* [WHAT YOU NEED TO DO]
All of the records below should be output exactly.

* [Dataset records]
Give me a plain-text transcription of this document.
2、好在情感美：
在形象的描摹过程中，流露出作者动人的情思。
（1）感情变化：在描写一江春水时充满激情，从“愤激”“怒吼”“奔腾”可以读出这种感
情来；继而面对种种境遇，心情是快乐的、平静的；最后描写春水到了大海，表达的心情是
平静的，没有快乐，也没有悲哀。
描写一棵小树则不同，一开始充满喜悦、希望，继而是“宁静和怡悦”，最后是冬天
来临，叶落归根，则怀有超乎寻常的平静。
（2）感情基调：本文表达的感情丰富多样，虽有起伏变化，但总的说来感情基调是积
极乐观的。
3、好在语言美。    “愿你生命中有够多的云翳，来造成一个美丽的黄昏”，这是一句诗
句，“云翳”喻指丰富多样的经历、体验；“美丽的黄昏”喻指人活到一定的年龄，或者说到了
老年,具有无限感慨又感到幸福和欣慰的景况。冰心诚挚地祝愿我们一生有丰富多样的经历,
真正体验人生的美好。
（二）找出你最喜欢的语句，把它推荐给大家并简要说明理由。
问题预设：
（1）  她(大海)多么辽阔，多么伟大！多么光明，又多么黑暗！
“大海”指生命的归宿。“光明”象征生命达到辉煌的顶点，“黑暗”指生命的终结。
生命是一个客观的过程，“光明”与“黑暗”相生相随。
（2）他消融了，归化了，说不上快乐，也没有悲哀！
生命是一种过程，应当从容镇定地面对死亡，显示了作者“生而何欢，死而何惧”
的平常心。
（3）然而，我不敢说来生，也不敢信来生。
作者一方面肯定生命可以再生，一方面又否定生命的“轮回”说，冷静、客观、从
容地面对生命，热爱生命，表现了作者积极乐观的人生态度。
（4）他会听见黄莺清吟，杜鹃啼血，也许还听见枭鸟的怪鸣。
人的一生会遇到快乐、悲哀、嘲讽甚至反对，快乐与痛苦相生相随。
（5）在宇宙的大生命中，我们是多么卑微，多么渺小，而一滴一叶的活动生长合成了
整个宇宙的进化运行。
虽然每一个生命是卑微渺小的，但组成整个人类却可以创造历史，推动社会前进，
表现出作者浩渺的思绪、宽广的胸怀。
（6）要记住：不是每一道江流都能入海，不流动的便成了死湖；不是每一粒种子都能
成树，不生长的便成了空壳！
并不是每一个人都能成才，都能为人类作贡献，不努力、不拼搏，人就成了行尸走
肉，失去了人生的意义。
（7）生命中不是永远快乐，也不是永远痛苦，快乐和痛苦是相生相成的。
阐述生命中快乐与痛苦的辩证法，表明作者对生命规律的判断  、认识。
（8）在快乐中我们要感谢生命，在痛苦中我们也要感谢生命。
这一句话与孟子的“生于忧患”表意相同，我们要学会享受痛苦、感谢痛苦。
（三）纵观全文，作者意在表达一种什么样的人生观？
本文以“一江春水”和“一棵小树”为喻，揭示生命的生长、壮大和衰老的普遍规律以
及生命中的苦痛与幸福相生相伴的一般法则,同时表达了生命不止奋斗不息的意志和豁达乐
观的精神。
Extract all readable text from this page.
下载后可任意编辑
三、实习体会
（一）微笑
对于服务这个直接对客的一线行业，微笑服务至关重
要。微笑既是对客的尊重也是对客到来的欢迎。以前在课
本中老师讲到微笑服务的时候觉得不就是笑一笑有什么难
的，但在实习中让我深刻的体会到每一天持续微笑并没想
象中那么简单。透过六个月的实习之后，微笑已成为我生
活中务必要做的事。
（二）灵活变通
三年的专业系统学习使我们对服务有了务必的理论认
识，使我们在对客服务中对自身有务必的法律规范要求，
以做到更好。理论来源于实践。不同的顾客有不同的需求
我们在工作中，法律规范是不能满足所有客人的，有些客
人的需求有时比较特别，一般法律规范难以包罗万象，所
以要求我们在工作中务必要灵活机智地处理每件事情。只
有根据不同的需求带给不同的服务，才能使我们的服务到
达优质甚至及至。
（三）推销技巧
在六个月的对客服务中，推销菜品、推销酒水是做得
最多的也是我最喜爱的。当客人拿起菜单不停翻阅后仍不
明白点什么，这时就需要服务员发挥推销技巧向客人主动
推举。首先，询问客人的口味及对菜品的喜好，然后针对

* [THE SOLUTION]
Give me a plain-text transcription of this document.
2、好在情感美：
在形象的描摹过程中，流露出作者动人的情思。
（1）感情变化：在描写一江春水时充满激情，从“愤激”“怒吼”“奔腾”可以读出这种感
情来；继而面对种种境遇，心情是快乐的、平静的；最后描写春水到了大海，表达的心情是
平静的，没有快乐，也没有悲哀。
描写一棵小树则不同，一开始充满喜悦、希望，继而是“宁静和怡悦”，最后是冬天
来临，叶落归根，则怀有超乎寻常的平静。
（2）感情基调：本文表达的感情丰富多样，虽有起伏变化，但总的说来感情基调是积
极乐观的。
3、好在语言美。    “愿你生命中有够多的云翳，来造成一个美丽的黄昏”，这是一句诗
句，“云翳”喻指丰富多样的经历、体验；“美丽的黄昏”喻指人活到一定的年龄，或者说到了
老年,具有无限感慨又感到幸福和欣慰的景况。冰心诚挚地祝愿我们一生有丰富多样的经历,
真正体验人生的美好。
（二）找出你最喜欢的语句，把它推荐给大家并简要说明理由。
问题预设：
（1）  她(大海)多么辽阔，多么伟大！多么光明，又多么黑暗！
“大海”指生命的归宿。“光明”象征生命达到辉煌的顶点，“黑暗”指生命的终结。
生命是一个客观的过程，“光明”与“黑暗”相生相随。
（2）他消融了，归化了，说不上快乐，也没有悲哀！
生命是一种过程，应当从容镇定地面对死亡，显示了作者“生而何欢，死而何惧”
的平常心。
（3）然而，我不敢说来生，也不敢信来生。
作者一方面肯定生命可以再生，一方面又否定生命的“轮回”说，冷静、客观、从
容地面对生命，热爱生命，表现了作者积极乐观的人生态度。
（4）他会听见黄莺清吟，杜鹃啼血，也许还听见枭鸟的怪鸣。
人的一生会遇到快乐、悲哀、嘲讽甚至反对，快乐与痛苦相生相随。
（5）在宇宙的大生命中，我们是多么卑微，多么渺小，而一滴一叶的活动生长合成了
整个宇宙的进化运行。
虽然每一个生命是卑微渺小的，但组成整个人类却可以创造历史，推动社会前进，
表现出作者浩渺的思绪、宽广的胸怀。
（6）要记住：不是每一道江流都能入海，不流动的便成了死湖；不是每一粒种子都能
成树，不生长的便成了空壳！
并不是每一个人都能成才，都能为人类作贡献，不努力、不拼搏，人就成了行尸走
肉，失去了人生的意义。
（7）生命中不是永远快乐，也不是永远痛苦，快乐和痛苦是相生相成的。
阐述生命中快乐与痛苦的辩证法，表明作者对生命规律的判断  、认识。
（8）在快乐中我们要感谢生命，在痛苦中我们也要感谢生命。
这一句话与孟子的“生于忧患”表意相同，我们要学会享受痛苦、感谢痛苦。
（三）纵观全文，作者意在表达一种什么样的人生观？
本文以“一江春水”和“一棵小树”为喻，揭示生命的生长、壮大和衰老的普遍规律以
及生命中的苦痛与幸福相生相伴的一般法则,同时表达了生命不止奋斗不息的意志和豁达乐
观的精神。
Extract all readable text from this page.
下载后可任意编辑
三、实习体会
（一）微笑
对于服务这个直接对客的一线行业，微笑服务至关重
要。微笑既是对客的尊重也是对客到来的欢迎。以前在课
本中老师讲到微笑服务的时候觉得不就是笑一笑有什么难
的，但在实习中让我深刻的体会到每一天持续微笑并没想
象中那么简单。透过六个月的实习之后，微笑已成为我生
活中务必要做的事。
（二）灵活变通
三年的专业系统学习使我们对服务有了务必的理论认
识，使我们在对客服务中对自身有务必的法律规范要求，
以做到更好。理论来源于实践。不同的顾客有不同的需求
我们在工作中，法律规范是不能满足所有客人的，有些客
人的需求有时比较特别，一般法律规范难以包罗万象，所
以要求我们在工作中务必要灵活机智地处理每件事情。只
有根据不同的需求带给不同的服务，才能使我们的服务到
达优质甚至及至。
（三）推销技巧
在六个月的对客服务中，推销菜品、推销酒水是做得
最多的也是我最喜爱的。当客人拿起菜单不停翻阅后仍不
明白点什么，这时就需要服务员发挥推销技巧向客人主动
推举。首先，询问客人的口味及对菜品的喜好，然后针对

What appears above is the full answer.